Set problem:
Lines holding the string "sense" are the ones to copy; find them all in the data.

Data shown:
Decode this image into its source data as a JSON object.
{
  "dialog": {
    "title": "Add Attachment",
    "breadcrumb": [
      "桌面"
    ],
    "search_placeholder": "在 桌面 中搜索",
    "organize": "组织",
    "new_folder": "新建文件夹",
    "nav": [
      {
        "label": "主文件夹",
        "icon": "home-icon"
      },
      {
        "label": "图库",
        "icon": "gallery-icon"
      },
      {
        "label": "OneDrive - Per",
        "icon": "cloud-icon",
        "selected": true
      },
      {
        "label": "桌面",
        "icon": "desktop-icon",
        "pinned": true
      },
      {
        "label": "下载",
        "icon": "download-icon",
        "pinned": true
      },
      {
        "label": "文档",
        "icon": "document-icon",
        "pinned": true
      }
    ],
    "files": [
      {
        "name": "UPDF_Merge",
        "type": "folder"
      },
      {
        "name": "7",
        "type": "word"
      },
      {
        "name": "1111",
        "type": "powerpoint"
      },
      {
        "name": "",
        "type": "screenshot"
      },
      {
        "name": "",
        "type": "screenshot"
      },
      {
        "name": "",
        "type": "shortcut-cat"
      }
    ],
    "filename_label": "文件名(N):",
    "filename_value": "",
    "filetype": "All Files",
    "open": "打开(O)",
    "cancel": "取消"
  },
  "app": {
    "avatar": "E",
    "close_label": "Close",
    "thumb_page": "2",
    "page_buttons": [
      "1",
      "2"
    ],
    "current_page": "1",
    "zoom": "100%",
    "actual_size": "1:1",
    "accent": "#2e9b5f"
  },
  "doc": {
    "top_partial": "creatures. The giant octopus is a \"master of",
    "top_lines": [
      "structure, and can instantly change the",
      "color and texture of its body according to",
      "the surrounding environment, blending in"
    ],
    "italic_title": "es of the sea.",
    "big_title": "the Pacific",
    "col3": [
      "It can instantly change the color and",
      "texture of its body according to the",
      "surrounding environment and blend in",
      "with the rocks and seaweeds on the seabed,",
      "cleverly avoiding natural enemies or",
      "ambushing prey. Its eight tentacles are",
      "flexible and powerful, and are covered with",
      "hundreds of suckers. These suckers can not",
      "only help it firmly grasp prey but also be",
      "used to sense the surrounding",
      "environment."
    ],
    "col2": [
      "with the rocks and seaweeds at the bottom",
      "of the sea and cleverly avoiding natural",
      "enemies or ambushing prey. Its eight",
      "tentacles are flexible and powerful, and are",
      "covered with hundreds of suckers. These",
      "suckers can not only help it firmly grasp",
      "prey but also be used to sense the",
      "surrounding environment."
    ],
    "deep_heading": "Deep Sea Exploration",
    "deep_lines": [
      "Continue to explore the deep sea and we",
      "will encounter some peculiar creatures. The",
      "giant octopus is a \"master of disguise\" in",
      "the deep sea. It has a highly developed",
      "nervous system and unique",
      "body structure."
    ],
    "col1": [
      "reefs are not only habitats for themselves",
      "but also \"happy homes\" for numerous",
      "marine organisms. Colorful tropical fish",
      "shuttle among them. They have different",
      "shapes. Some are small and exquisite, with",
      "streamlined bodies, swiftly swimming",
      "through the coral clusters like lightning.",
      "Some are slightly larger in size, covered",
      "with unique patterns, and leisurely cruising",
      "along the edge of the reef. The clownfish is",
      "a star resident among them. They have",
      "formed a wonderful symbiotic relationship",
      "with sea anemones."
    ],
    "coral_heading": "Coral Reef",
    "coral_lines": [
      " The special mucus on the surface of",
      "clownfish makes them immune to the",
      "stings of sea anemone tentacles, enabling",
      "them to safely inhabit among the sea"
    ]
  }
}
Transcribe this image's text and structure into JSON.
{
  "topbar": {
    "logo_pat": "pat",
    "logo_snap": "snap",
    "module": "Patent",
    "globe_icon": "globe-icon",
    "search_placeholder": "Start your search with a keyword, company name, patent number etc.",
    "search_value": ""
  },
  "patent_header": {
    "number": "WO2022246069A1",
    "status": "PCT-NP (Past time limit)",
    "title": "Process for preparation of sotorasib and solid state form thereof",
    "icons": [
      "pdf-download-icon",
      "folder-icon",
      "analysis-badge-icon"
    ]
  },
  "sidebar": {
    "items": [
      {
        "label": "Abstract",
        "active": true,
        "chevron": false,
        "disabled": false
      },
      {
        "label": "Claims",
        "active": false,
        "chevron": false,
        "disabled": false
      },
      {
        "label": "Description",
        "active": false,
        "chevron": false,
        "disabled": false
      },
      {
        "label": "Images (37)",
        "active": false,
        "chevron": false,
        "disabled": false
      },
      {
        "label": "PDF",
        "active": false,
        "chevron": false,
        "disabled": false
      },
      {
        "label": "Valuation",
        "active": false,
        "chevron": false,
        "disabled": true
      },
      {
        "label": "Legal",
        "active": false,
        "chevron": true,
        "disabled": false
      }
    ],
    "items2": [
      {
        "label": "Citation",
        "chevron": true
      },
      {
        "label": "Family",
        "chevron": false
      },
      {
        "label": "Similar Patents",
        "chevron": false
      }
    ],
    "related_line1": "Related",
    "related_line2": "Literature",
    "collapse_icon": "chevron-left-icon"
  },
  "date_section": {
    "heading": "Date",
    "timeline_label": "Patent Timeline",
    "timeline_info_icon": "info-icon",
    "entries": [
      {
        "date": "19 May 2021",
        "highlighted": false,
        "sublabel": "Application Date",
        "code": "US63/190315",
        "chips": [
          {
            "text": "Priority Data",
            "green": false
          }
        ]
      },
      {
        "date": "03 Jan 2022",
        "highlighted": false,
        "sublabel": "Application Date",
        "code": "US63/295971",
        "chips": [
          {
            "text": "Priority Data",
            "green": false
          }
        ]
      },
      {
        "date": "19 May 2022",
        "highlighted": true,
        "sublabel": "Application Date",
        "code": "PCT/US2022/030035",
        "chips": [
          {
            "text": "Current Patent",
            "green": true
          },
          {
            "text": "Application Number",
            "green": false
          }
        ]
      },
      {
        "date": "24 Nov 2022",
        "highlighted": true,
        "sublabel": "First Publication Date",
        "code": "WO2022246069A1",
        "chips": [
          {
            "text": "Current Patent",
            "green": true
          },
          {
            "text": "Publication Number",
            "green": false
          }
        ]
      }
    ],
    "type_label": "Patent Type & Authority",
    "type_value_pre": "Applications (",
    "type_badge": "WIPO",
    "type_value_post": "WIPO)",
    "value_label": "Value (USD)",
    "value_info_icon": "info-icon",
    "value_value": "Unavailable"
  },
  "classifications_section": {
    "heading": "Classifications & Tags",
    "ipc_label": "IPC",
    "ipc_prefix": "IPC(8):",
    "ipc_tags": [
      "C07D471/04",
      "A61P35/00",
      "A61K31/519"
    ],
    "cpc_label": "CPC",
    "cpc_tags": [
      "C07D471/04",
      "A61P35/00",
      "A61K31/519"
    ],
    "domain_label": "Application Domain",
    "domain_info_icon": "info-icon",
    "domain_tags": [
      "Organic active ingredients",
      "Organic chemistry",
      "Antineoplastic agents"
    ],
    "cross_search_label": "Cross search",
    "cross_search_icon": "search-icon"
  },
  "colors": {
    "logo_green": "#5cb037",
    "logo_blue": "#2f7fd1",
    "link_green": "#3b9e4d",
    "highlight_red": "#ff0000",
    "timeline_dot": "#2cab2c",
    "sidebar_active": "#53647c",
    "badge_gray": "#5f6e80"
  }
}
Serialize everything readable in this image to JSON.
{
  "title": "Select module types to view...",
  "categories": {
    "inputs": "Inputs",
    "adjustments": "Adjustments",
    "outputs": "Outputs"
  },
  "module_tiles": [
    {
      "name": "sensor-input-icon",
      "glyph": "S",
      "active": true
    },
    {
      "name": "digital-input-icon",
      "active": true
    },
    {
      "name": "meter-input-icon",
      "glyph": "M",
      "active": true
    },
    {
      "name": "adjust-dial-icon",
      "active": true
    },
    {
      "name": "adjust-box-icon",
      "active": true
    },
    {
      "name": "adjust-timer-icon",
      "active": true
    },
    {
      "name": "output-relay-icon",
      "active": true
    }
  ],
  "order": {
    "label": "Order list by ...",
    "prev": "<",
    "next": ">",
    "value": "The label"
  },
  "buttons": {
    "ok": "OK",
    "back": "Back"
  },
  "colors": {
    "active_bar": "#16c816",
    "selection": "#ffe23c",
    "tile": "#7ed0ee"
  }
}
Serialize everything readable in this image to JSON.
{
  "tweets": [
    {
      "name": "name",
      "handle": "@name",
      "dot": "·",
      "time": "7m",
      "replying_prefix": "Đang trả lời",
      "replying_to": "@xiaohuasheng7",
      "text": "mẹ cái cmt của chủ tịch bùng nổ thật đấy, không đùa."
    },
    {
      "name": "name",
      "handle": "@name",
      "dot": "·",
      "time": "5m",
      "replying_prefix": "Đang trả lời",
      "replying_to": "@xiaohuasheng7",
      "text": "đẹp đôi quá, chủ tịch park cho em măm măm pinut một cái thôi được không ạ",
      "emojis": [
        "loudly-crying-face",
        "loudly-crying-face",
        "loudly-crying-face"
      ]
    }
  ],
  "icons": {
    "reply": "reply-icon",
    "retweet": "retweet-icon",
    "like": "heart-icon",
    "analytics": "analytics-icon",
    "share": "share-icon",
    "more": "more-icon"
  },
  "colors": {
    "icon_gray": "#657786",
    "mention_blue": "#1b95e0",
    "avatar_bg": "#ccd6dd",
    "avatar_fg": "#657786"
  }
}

Result:
      "used to sense the surrounding",
      "prey but also be used to sense the",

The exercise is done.